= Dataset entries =

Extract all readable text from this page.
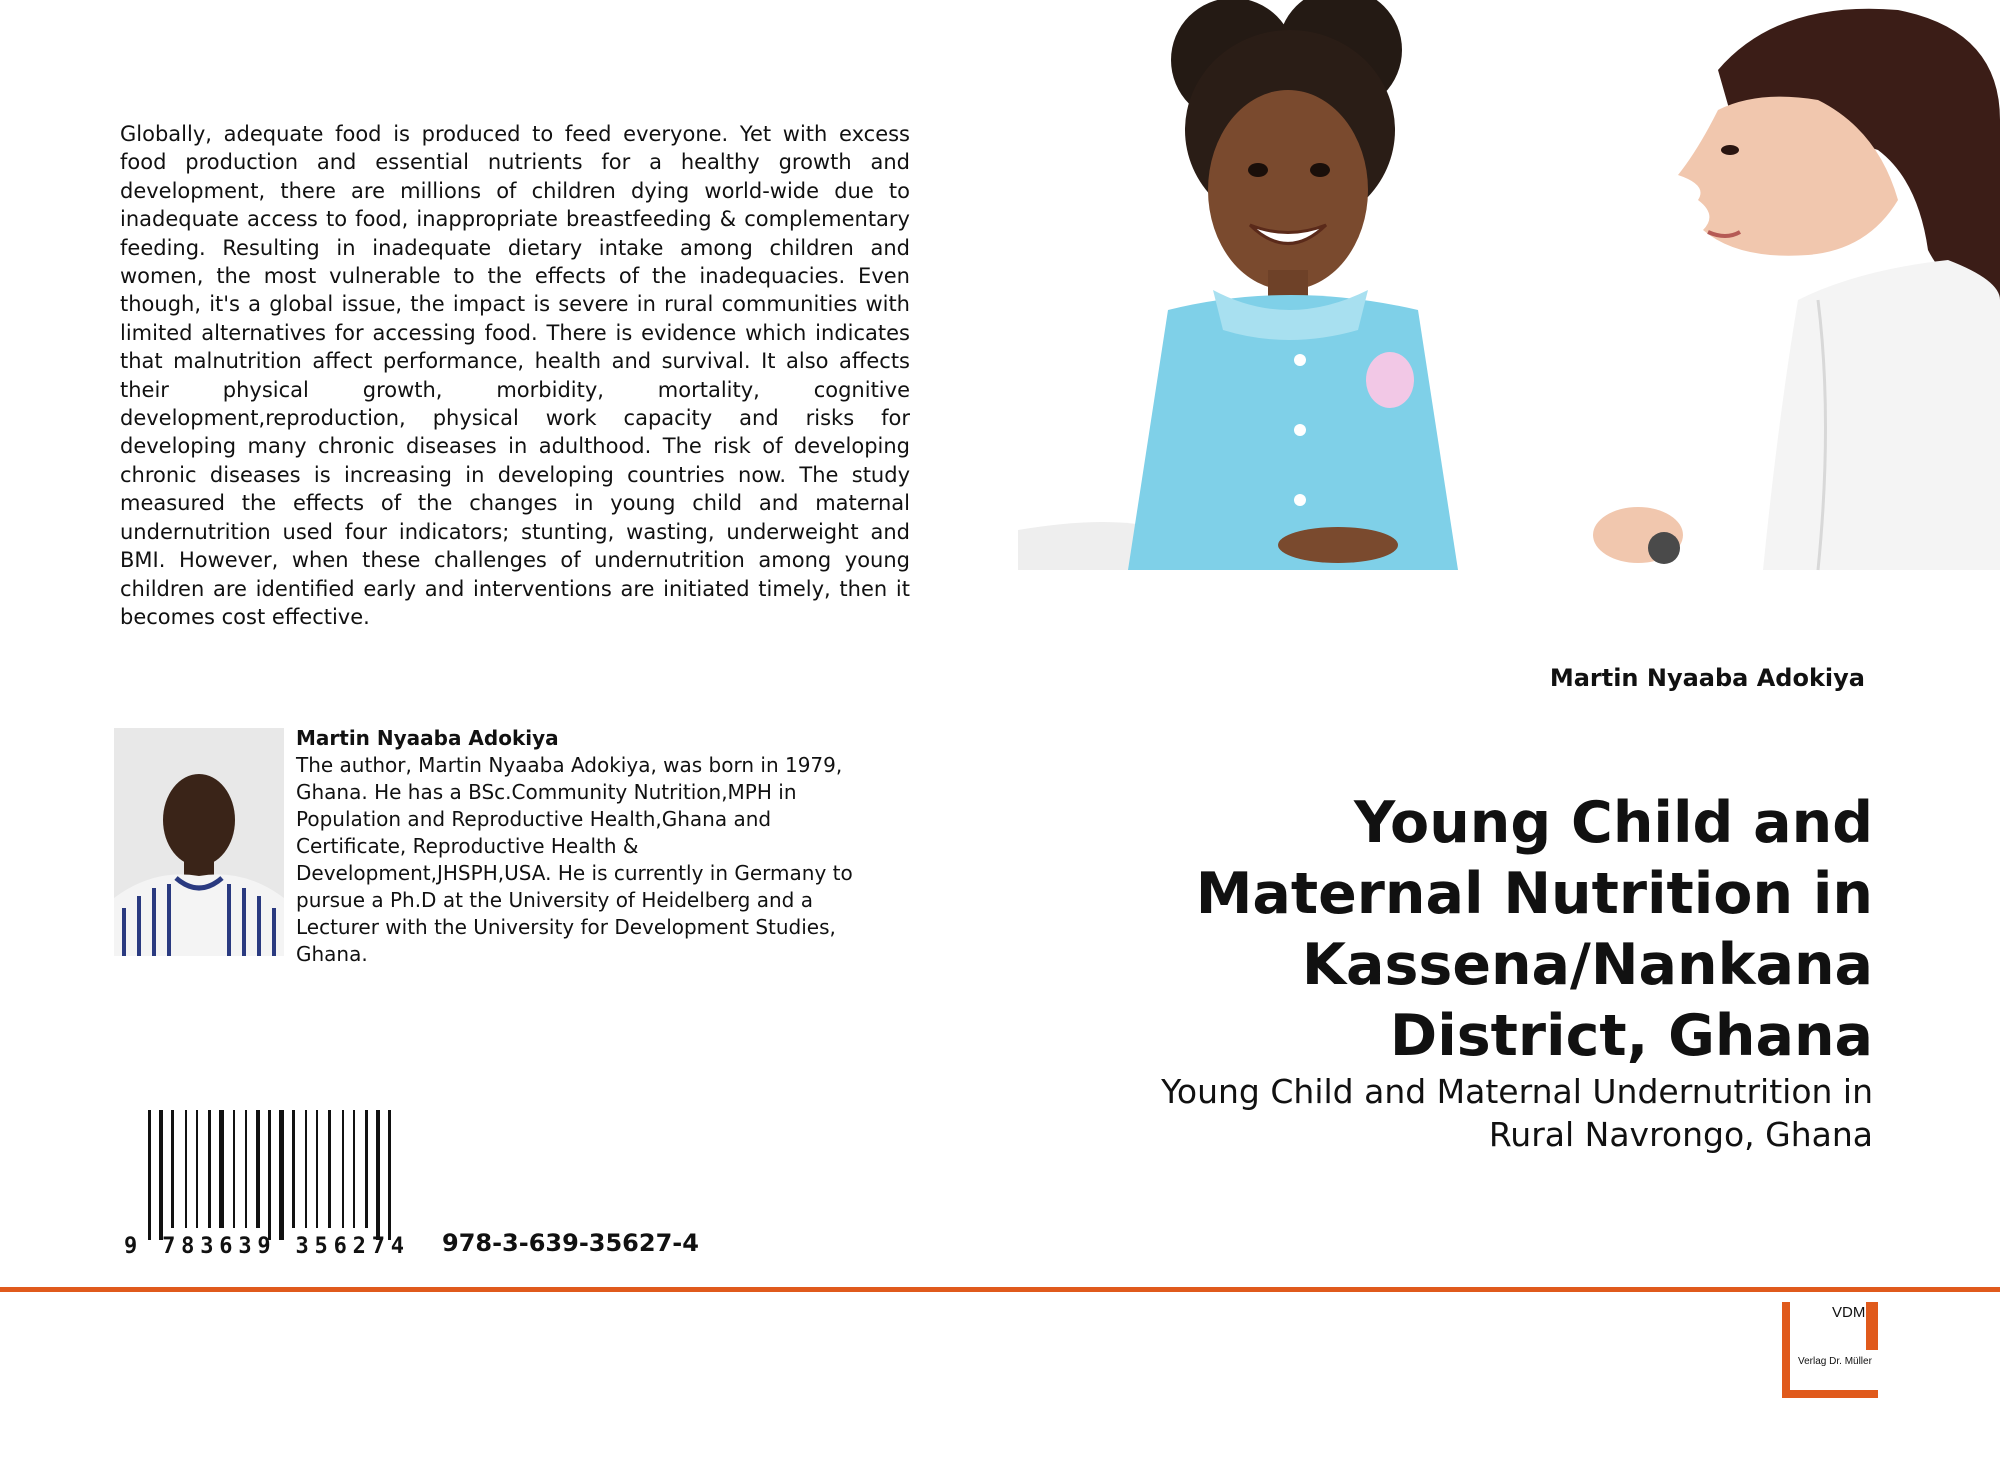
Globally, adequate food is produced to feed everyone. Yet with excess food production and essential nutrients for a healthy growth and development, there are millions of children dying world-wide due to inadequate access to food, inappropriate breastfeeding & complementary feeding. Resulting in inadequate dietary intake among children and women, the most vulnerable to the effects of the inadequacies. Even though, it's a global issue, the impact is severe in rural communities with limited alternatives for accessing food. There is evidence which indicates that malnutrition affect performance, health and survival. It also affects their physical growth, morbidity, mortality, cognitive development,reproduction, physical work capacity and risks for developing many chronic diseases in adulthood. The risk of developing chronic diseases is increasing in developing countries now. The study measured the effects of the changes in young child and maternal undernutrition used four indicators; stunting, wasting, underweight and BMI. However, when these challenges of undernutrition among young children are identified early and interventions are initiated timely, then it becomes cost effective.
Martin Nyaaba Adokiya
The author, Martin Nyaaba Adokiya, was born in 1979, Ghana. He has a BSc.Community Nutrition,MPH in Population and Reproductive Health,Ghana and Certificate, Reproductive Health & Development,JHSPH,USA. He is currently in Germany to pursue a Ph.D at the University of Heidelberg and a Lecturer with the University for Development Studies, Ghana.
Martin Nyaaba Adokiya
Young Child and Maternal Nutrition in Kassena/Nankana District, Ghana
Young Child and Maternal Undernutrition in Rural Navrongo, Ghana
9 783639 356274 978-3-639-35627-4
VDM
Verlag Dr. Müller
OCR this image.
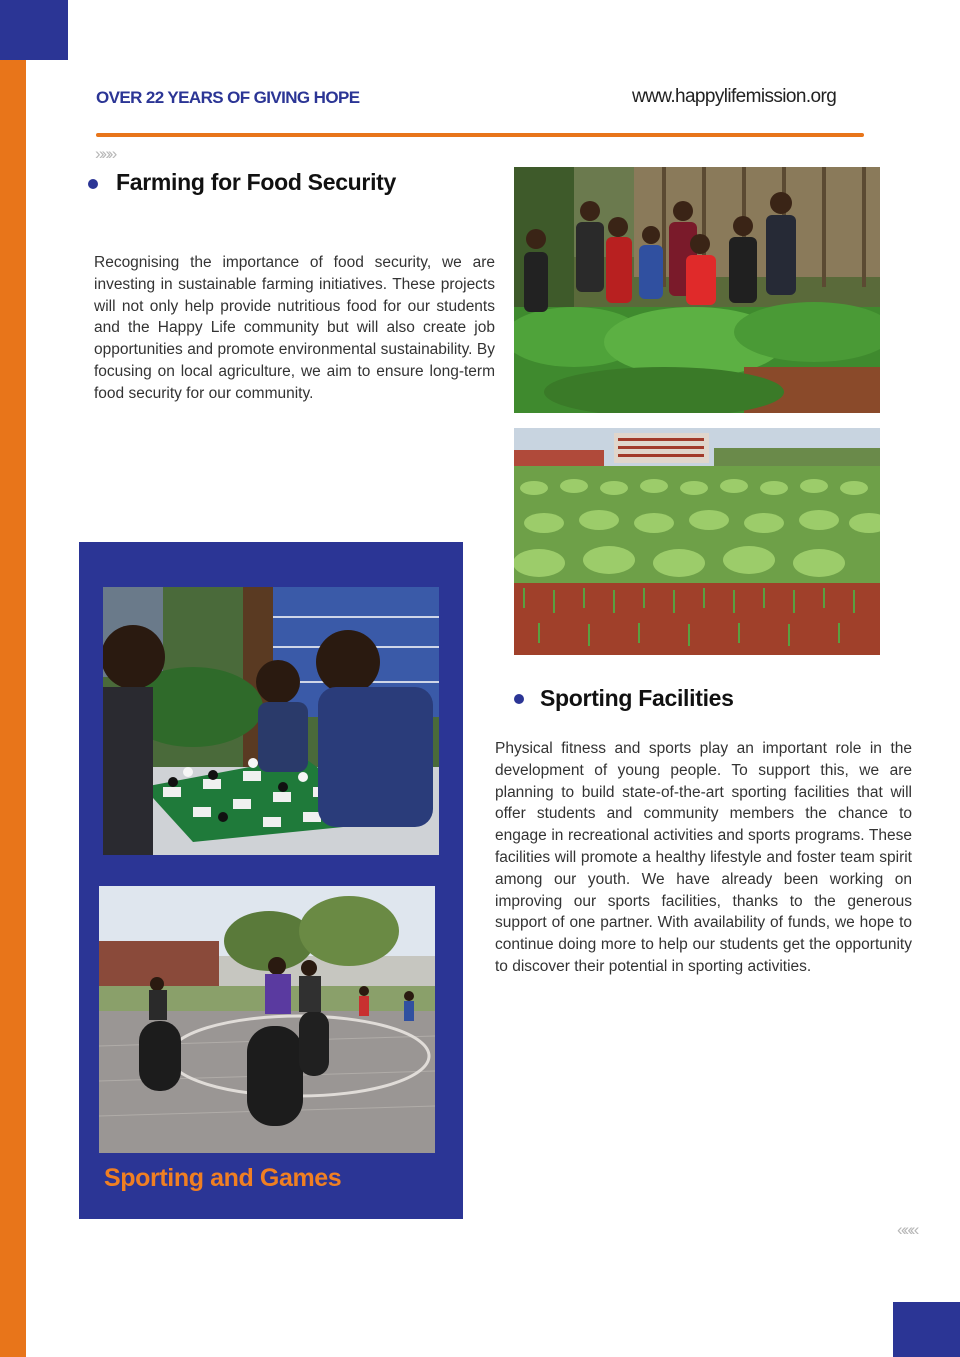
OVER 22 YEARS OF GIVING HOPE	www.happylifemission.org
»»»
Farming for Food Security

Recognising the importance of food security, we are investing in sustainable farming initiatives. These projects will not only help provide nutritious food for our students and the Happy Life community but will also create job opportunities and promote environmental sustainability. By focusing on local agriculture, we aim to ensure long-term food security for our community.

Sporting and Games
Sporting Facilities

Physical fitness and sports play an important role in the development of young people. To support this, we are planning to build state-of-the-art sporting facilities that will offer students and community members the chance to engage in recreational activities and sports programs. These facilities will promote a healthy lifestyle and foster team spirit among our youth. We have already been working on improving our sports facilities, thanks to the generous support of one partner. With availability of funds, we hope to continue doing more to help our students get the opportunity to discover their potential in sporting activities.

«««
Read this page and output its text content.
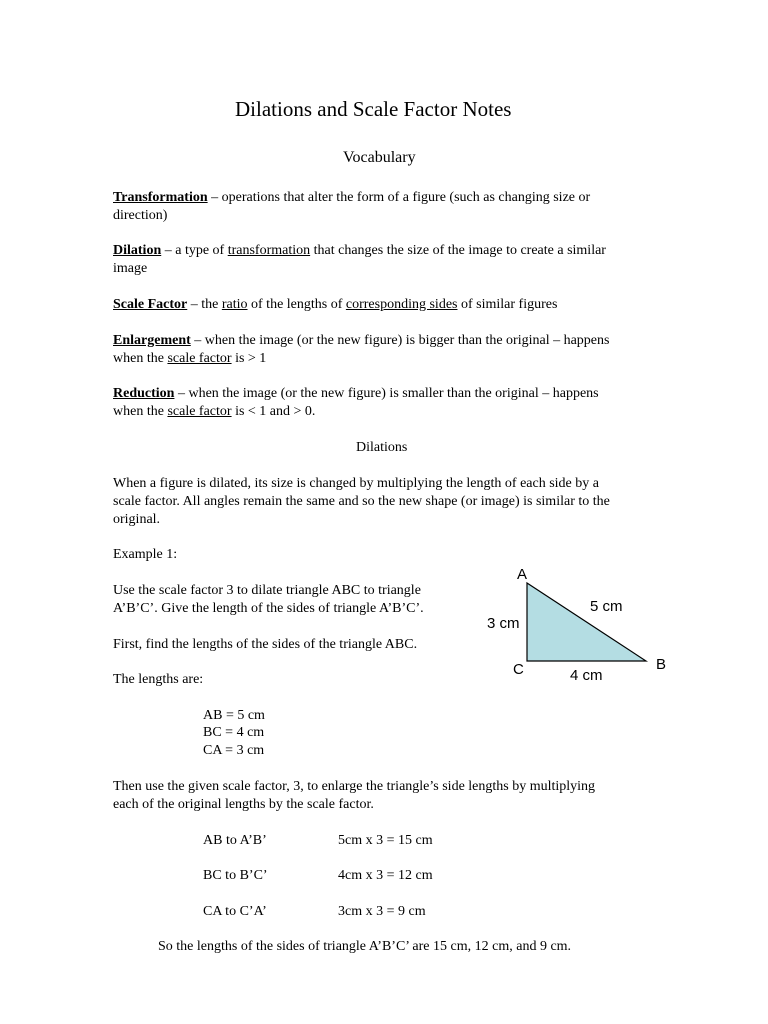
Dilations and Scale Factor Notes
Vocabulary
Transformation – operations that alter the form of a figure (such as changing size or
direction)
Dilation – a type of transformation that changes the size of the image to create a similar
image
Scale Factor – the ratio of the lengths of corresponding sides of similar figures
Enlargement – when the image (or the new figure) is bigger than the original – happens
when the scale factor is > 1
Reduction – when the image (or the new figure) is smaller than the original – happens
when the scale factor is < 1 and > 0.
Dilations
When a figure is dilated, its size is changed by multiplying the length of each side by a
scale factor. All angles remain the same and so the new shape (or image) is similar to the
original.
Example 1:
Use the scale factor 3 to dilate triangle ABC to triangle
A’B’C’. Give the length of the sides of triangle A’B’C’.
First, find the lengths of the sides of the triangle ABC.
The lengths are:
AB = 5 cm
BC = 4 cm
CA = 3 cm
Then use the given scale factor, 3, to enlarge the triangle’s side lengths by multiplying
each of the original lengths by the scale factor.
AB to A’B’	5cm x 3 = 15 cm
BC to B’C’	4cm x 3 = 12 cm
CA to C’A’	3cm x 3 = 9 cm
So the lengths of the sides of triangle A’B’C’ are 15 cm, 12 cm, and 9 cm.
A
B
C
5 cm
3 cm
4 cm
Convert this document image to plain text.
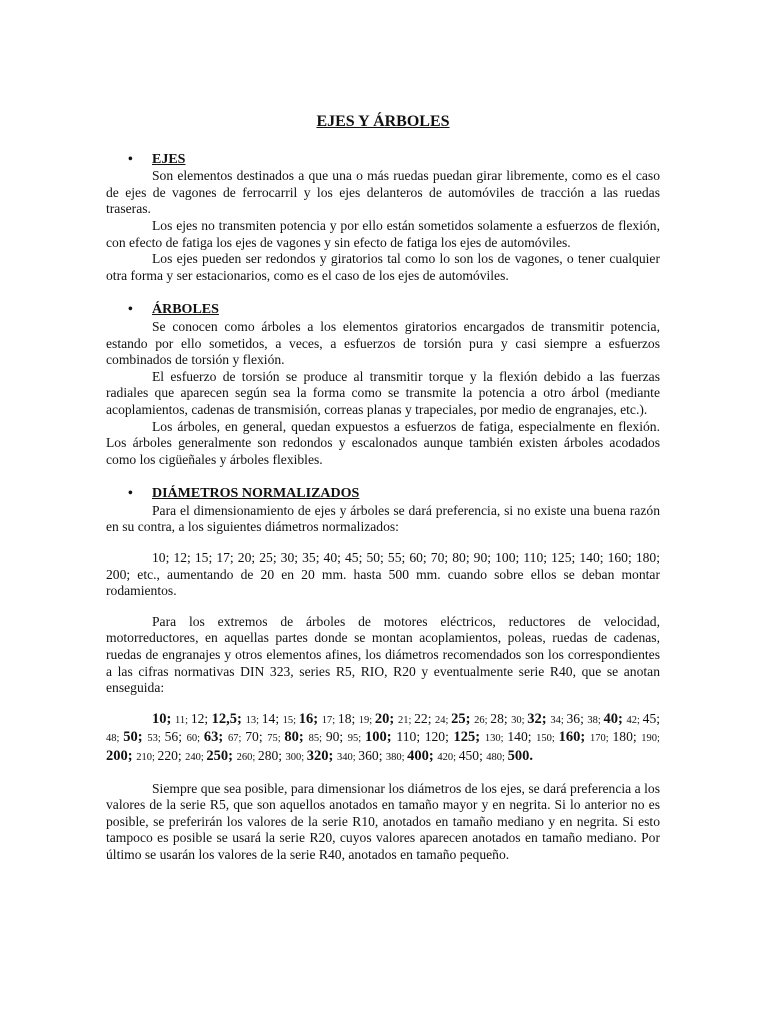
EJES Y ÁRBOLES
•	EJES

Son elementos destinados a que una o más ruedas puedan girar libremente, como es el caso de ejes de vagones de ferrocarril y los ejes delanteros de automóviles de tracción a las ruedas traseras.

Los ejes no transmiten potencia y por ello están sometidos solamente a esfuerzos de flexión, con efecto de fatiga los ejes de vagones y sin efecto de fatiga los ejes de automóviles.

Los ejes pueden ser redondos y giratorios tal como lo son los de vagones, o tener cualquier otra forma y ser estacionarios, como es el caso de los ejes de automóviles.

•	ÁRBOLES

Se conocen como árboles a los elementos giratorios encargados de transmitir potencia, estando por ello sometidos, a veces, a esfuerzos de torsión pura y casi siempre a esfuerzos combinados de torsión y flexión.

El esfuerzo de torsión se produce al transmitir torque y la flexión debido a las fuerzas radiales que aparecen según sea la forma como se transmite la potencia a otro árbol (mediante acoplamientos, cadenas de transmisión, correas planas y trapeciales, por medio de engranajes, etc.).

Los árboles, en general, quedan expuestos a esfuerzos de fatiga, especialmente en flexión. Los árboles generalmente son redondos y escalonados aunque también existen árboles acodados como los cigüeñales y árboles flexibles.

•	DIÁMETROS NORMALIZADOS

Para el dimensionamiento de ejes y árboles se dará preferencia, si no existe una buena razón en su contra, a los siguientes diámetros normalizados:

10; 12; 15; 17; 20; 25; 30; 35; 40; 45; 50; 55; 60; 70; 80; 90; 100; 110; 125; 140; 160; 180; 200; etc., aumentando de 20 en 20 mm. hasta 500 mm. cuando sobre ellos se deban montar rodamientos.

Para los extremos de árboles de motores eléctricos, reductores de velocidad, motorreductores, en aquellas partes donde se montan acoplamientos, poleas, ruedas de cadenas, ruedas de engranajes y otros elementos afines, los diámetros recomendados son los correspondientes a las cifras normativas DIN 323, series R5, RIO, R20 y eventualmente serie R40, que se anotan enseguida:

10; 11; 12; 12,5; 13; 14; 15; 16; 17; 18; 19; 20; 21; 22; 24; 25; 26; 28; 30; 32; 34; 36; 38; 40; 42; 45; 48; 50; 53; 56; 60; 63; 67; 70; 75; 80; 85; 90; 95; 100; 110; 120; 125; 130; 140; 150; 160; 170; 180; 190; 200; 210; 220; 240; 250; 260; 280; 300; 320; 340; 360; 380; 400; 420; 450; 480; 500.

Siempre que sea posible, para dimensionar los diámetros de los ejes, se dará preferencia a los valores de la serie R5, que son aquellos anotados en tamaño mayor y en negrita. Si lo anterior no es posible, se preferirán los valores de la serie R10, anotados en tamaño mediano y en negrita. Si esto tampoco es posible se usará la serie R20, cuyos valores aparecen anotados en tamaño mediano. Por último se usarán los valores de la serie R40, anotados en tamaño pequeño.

= To be done =
Will you set down the records word for word while leaving out every picture?

= Output =
Extract all readable text from this page.
Globally, adequate food is produced to feed everyone. Yet with excess food production and essential nutrients for a healthy growth and development, there are millions of children dying world-wide due to inadequate access to food, inappropriate breastfeeding & complementary feeding. Resulting in inadequate dietary intake among children and women, the most vulnerable to the effects of the inadequacies. Even though, it's a global issue, the impact is severe in rural communities with limited alternatives for accessing food. There is evidence which indicates that malnutrition affect performance, health and survival. It also affects their physical growth, morbidity, mortality, cognitive development,reproduction, physical work capacity and risks for developing many chronic diseases in adulthood. The risk of developing chronic diseases is increasing in developing countries now. The study measured the effects of the changes in young child and maternal undernutrition used four indicators; stunting, wasting, underweight and BMI. However, when these challenges of undernutrition among young children are identified early and interventions are initiated timely, then it becomes cost effective.
Martin Nyaaba Adokiya
The author, Martin Nyaaba Adokiya, was born in 1979, Ghana. He has a BSc.Community Nutrition,MPH in Population and Reproductive Health,Ghana and Certificate, Reproductive Health & Development,JHSPH,USA. He is currently in Germany to pursue a Ph.D at the University of Heidelberg and a Lecturer with the University for Development Studies, Ghana.
Martin Nyaaba Adokiya
Young Child and Maternal Nutrition in Kassena/Nankana District, Ghana
Young Child and Maternal Undernutrition in Rural Navrongo, Ghana
9 783639 356274 978-3-639-35627-4
VDM
Verlag Dr. Müller
OCR this image.
OVER 22 YEARS OF GIVING HOPE	www.happylifemission.org
»»»
Farming for Food Security

Recognising the importance of food security, we are investing in sustainable farming initiatives. These projects will not only help provide nutritious food for our students and the Happy Life community but will also create job opportunities and promote environmental sustainability. By focusing on local agriculture, we aim to ensure long-term food security for our community.

Sporting and Games
Sporting Facilities

Physical fitness and sports play an important role in the development of young people. To support this, we are planning to build state-of-the-art sporting facilities that will offer students and community members the chance to engage in recreational activities and sports programs. These facilities will promote a healthy lifestyle and foster team spirit among our youth. We have already been working on improving our sports facilities, thanks to the generous support of one partner. With availability of funds, we hope to continue doing more to help our students get the opportunity to discover their potential in sporting activities.

«««
Read this page and output its text content.
Dilations and Scale Factor Notes
Vocabulary
Transformation – operations that alter the form of a figure (such as changing size or
direction)
Dilation – a type of transformation that changes the size of the image to create a similar
image
Scale Factor – the ratio of the lengths of corresponding sides of similar figures
Enlargement – when the image (or the new figure) is bigger than the original – happens
when the scale factor is > 1
Reduction – when the image (or the new figure) is smaller than the original – happens
when the scale factor is < 1 and > 0.
Dilations
When a figure is dilated, its size is changed by multiplying the length of each side by a
scale factor. All angles remain the same and so the new shape (or image) is similar to the
original.
Example 1:
Use the scale factor 3 to dilate triangle ABC to triangle
A’B’C’. Give the length of the sides of triangle A’B’C’.
First, find the lengths of the sides of the triangle ABC.
The lengths are:
AB = 5 cm
BC = 4 cm
CA = 3 cm
Then use the given scale factor, 3, to enlarge the triangle’s side lengths by multiplying
each of the original lengths by the scale factor.
AB to A’B’	5cm x 3 = 15 cm
BC to B’C’	4cm x 3 = 12 cm
CA to C’A’	3cm x 3 = 9 cm
So the lengths of the sides of triangle A’B’C’ are 15 cm, 12 cm, and 9 cm.
A
B
C
5 cm
3 cm
4 cm
Convert this document image to plain text.
EJES Y ÁRBOLES
•	EJES

Son elementos destinados a que una o más ruedas puedan girar libremente, como es el caso de ejes de vagones de ferrocarril y los ejes delanteros de automóviles de tracción a las ruedas traseras.

Los ejes no transmiten potencia y por ello están sometidos solamente a esfuerzos de flexión, con efecto de fatiga los ejes de vagones y sin efecto de fatiga los ejes de automóviles.

Los ejes pueden ser redondos y giratorios tal como lo son los de vagones, o tener cualquier otra forma y ser estacionarios, como es el caso de los ejes de automóviles.

•	ÁRBOLES

Se conocen como árboles a los elementos giratorios encargados de transmitir potencia, estando por ello sometidos, a veces, a esfuerzos de torsión pura y casi siempre a esfuerzos combinados de torsión y flexión.

El esfuerzo de torsión se produce al transmitir torque y la flexión debido a las fuerzas radiales que aparecen según sea la forma como se transmite la potencia a otro árbol (mediante acoplamientos, cadenas de transmisión, correas planas y trapeciales, por medio de engranajes, etc.).

Los árboles, en general, quedan expuestos a esfuerzos de fatiga, especialmente en flexión. Los árboles generalmente son redondos y escalonados aunque también existen árboles acodados como los cigüeñales y árboles flexibles.

•	DIÁMETROS NORMALIZADOS

Para el dimensionamiento de ejes y árboles se dará preferencia, si no existe una buena razón en su contra, a los siguientes diámetros normalizados:

10; 12; 15; 17; 20; 25; 30; 35; 40; 45; 50; 55; 60; 70; 80; 90; 100; 110; 125; 140; 160; 180; 200; etc., aumentando de 20 en 20 mm. hasta 500 mm. cuando sobre ellos se deban montar rodamientos.

Para los extremos de árboles de motores eléctricos, reductores de velocidad, motorreductores, en aquellas partes donde se montan acoplamientos, poleas, ruedas de cadenas, ruedas de engranajes y otros elementos afines, los diámetros recomendados son los correspondientes a las cifras normativas DIN 323, series R5, RIO, R20 y eventualmente serie R40, que se anotan enseguida:

10; 11; 12; 12,5; 13; 14; 15; 16; 17; 18; 19; 20; 21; 22; 24; 25; 26; 28; 30; 32; 34; 36; 38; 40; 42; 45; 48; 50; 53; 56; 60; 63; 67; 70; 75; 80; 85; 90; 95; 100; 110; 120; 125; 130; 140; 150; 160; 170; 180; 190; 200; 210; 220; 240; 250; 260; 280; 300; 320; 340; 360; 380; 400; 420; 450; 480; 500.

Siempre que sea posible, para dimensionar los diámetros de los ejes, se dará preferencia a los valores de la serie R5, que son aquellos anotados en tamaño mayor y en negrita. Si lo anterior no es posible, se preferirán los valores de la serie R10, anotados en tamaño mediano y en negrita. Si esto tampoco es posible se usará la serie R20, cuyos valores aparecen anotados en tamaño mediano. Por último se usarán los valores de la serie R40, anotados en tamaño pequeño.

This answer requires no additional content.